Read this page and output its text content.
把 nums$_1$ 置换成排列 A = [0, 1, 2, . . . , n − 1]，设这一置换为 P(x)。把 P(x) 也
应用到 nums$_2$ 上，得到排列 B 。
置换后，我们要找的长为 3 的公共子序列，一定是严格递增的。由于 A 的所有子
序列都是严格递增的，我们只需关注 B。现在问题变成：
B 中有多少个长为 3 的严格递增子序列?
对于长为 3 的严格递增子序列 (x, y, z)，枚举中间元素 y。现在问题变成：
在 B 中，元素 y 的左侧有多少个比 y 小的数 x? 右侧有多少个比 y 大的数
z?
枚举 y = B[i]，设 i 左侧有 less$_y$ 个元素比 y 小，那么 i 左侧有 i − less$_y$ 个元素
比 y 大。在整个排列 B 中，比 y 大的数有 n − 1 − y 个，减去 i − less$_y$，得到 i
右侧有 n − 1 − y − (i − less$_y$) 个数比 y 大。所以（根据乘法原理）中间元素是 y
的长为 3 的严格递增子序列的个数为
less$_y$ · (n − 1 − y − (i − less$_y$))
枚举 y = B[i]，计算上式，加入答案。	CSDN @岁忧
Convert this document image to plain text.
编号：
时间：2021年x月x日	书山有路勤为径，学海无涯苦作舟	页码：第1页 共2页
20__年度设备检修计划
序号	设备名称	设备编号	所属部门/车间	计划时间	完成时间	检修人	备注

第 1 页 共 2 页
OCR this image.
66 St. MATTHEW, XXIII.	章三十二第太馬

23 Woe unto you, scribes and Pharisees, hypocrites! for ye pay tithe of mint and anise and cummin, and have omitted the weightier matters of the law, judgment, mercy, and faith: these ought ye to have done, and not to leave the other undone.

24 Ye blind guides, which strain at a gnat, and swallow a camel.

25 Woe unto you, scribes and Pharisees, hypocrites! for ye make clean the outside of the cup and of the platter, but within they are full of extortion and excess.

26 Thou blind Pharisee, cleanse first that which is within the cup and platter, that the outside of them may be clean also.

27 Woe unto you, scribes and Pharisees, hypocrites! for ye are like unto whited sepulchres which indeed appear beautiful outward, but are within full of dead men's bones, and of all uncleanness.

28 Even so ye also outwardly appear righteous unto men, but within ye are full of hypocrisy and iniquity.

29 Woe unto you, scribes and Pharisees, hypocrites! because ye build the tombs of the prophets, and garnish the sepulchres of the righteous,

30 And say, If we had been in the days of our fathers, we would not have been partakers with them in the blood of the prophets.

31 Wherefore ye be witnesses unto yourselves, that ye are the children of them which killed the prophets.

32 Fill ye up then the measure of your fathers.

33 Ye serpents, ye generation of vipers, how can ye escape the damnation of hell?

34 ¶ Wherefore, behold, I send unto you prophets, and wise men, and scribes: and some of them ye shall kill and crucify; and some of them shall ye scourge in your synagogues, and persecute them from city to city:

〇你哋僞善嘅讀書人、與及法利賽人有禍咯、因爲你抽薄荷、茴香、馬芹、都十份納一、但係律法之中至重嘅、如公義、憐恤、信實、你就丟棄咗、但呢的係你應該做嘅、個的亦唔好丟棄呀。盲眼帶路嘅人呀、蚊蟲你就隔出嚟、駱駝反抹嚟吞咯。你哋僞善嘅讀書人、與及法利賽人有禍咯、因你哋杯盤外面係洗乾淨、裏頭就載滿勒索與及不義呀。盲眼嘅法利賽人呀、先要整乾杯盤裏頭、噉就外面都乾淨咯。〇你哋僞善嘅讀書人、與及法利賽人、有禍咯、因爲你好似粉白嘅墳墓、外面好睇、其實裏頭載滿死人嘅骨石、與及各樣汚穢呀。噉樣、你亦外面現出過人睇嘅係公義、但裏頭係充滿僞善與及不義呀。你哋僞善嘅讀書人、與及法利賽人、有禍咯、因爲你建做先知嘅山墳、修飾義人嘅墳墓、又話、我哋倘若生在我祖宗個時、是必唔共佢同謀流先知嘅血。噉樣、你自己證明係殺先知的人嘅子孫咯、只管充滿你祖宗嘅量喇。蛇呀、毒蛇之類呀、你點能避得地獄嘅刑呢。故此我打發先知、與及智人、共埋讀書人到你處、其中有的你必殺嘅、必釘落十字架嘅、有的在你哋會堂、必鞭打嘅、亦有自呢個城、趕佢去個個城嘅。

TASK STATEMENT: Your task is to reproduce all of the records exactly.

TASK RESPONSE:
Read this page and output its text content.
把 nums$_1$ 置换成排列 A = [0, 1, 2, . . . , n − 1]，设这一置换为 P(x)。把 P(x) 也
应用到 nums$_2$ 上，得到排列 B 。
置换后，我们要找的长为 3 的公共子序列，一定是严格递增的。由于 A 的所有子
序列都是严格递增的，我们只需关注 B。现在问题变成：
B 中有多少个长为 3 的严格递增子序列?
对于长为 3 的严格递增子序列 (x, y, z)，枚举中间元素 y。现在问题变成：
在 B 中，元素 y 的左侧有多少个比 y 小的数 x? 右侧有多少个比 y 大的数
z?
枚举 y = B[i]，设 i 左侧有 less$_y$ 个元素比 y 小，那么 i 左侧有 i − less$_y$ 个元素
比 y 大。在整个排列 B 中，比 y 大的数有 n − 1 − y 个，减去 i − less$_y$，得到 i
右侧有 n − 1 − y − (i − less$_y$) 个数比 y 大。所以（根据乘法原理）中间元素是 y
的长为 3 的严格递增子序列的个数为
less$_y$ · (n − 1 − y − (i − less$_y$))
枚举 y = B[i]，计算上式，加入答案。	CSDN @岁忧
Convert this document image to plain text.
编号：
时间：2021年x月x日	书山有路勤为径，学海无涯苦作舟	页码：第1页 共2页
20__年度设备检修计划
序号	设备名称	设备编号	所属部门/车间	计划时间	完成时间	检修人	备注

第 1 页 共 2 页
OCR this image.
66 St. MATTHEW, XXIII.	章三十二第太馬

23 Woe unto you, scribes and Pharisees, hypocrites! for ye pay tithe of mint and anise and cummin, and have omitted the weightier matters of the law, judgment, mercy, and faith: these ought ye to have done, and not to leave the other undone.

24 Ye blind guides, which strain at a gnat, and swallow a camel.

25 Woe unto you, scribes and Pharisees, hypocrites! for ye make clean the outside of the cup and of the platter, but within they are full of extortion and excess.

26 Thou blind Pharisee, cleanse first that which is within the cup and platter, that the outside of them may be clean also.

27 Woe unto you, scribes and Pharisees, hypocrites! for ye are like unto whited sepulchres which indeed appear beautiful outward, but are within full of dead men's bones, and of all uncleanness.

28 Even so ye also outwardly appear righteous unto men, but within ye are full of hypocrisy and iniquity.

29 Woe unto you, scribes and Pharisees, hypocrites! because ye build the tombs of the prophets, and garnish the sepulchres of the righteous,

30 And say, If we had been in the days of our fathers, we would not have been partakers with them in the blood of the prophets.

31 Wherefore ye be witnesses unto yourselves, that ye are the children of them which killed the prophets.

32 Fill ye up then the measure of your fathers.

33 Ye serpents, ye generation of vipers, how can ye escape the damnation of hell?

34 ¶ Wherefore, behold, I send unto you prophets, and wise men, and scribes: and some of them ye shall kill and crucify; and some of them shall ye scourge in your synagogues, and persecute them from city to city:

〇你哋僞善嘅讀書人、與及法利賽人有禍咯、因爲你抽薄荷、茴香、馬芹、都十份納一、但係律法之中至重嘅、如公義、憐恤、信實、你就丟棄咗、但呢的係你應該做嘅、個的亦唔好丟棄呀。盲眼帶路嘅人呀、蚊蟲你就隔出嚟、駱駝反抹嚟吞咯。你哋僞善嘅讀書人、與及法利賽人有禍咯、因你哋杯盤外面係洗乾淨、裏頭就載滿勒索與及不義呀。盲眼嘅法利賽人呀、先要整乾杯盤裏頭、噉就外面都乾淨咯。〇你哋僞善嘅讀書人、與及法利賽人、有禍咯、因爲你好似粉白嘅墳墓、外面好睇、其實裏頭載滿死人嘅骨石、與及各樣汚穢呀。噉樣、你亦外面現出過人睇嘅係公義、但裏頭係充滿僞善與及不義呀。你哋僞善嘅讀書人、與及法利賽人、有禍咯、因爲你建做先知嘅山墳、修飾義人嘅墳墓、又話、我哋倘若生在我祖宗個時、是必唔共佢同謀流先知嘅血。噉樣、你自己證明係殺先知的人嘅子孫咯、只管充滿你祖宗嘅量喇。蛇呀、毒蛇之類呀、你點能避得地獄嘅刑呢。故此我打發先知、與及智人、共埋讀書人到你處、其中有的你必殺嘅、必釘落十字架嘅、有的在你哋會堂、必鞭打嘅、亦有自呢個城、趕佢去個個城嘅。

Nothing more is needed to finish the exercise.